(Records excerpted from a collection)
+ + +

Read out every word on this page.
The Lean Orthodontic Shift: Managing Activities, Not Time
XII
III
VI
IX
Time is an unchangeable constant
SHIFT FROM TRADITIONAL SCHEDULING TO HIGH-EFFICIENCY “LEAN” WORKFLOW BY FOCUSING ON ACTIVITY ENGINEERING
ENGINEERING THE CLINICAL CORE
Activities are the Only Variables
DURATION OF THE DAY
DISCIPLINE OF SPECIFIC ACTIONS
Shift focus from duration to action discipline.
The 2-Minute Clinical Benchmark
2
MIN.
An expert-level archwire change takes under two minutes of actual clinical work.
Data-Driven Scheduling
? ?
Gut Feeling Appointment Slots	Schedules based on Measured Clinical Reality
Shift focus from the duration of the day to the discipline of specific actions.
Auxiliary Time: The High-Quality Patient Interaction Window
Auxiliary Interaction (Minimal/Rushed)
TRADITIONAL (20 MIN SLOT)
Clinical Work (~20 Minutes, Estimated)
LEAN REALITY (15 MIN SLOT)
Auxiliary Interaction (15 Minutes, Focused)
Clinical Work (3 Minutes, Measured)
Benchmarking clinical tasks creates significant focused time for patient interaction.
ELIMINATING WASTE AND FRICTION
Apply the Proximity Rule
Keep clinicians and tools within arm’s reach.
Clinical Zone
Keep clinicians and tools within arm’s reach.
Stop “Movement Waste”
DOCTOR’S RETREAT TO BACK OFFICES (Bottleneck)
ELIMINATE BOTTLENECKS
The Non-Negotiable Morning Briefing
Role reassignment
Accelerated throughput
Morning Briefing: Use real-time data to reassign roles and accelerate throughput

+ + +

Task prompt: From the records above, extract each line exactly as shown.

Full answer:
Read out every word on this page.
The Lean Orthodontic Shift: Managing Activities, Not Time
XII
III
VI
IX
Time is an unchangeable constant
SHIFT FROM TRADITIONAL SCHEDULING TO HIGH-EFFICIENCY “LEAN” WORKFLOW BY FOCUSING ON ACTIVITY ENGINEERING
ENGINEERING THE CLINICAL CORE
Activities are the Only Variables
DURATION OF THE DAY
DISCIPLINE OF SPECIFIC ACTIONS
Shift focus from duration to action discipline.
The 2-Minute Clinical Benchmark
2
MIN.
An expert-level archwire change takes under two minutes of actual clinical work.
Data-Driven Scheduling
? ?
Gut Feeling Appointment Slots	Schedules based on Measured Clinical Reality
Shift focus from the duration of the day to the discipline of specific actions.
Auxiliary Time: The High-Quality Patient Interaction Window
Auxiliary Interaction (Minimal/Rushed)
TRADITIONAL (20 MIN SLOT)
Clinical Work (~20 Minutes, Estimated)
LEAN REALITY (15 MIN SLOT)
Auxiliary Interaction (15 Minutes, Focused)
Clinical Work (3 Minutes, Measured)
Benchmarking clinical tasks creates significant focused time for patient interaction.
ELIMINATING WASTE AND FRICTION
Apply the Proximity Rule
Keep clinicians and tools within arm’s reach.
Clinical Zone
Keep clinicians and tools within arm’s reach.
Stop “Movement Waste”
DOCTOR’S RETREAT TO BACK OFFICES (Bottleneck)
ELIMINATE BOTTLENECKS
The Non-Negotiable Morning Briefing
Role reassignment
Accelerated throughput
Morning Briefing: Use real-time data to reassign roles and accelerate throughput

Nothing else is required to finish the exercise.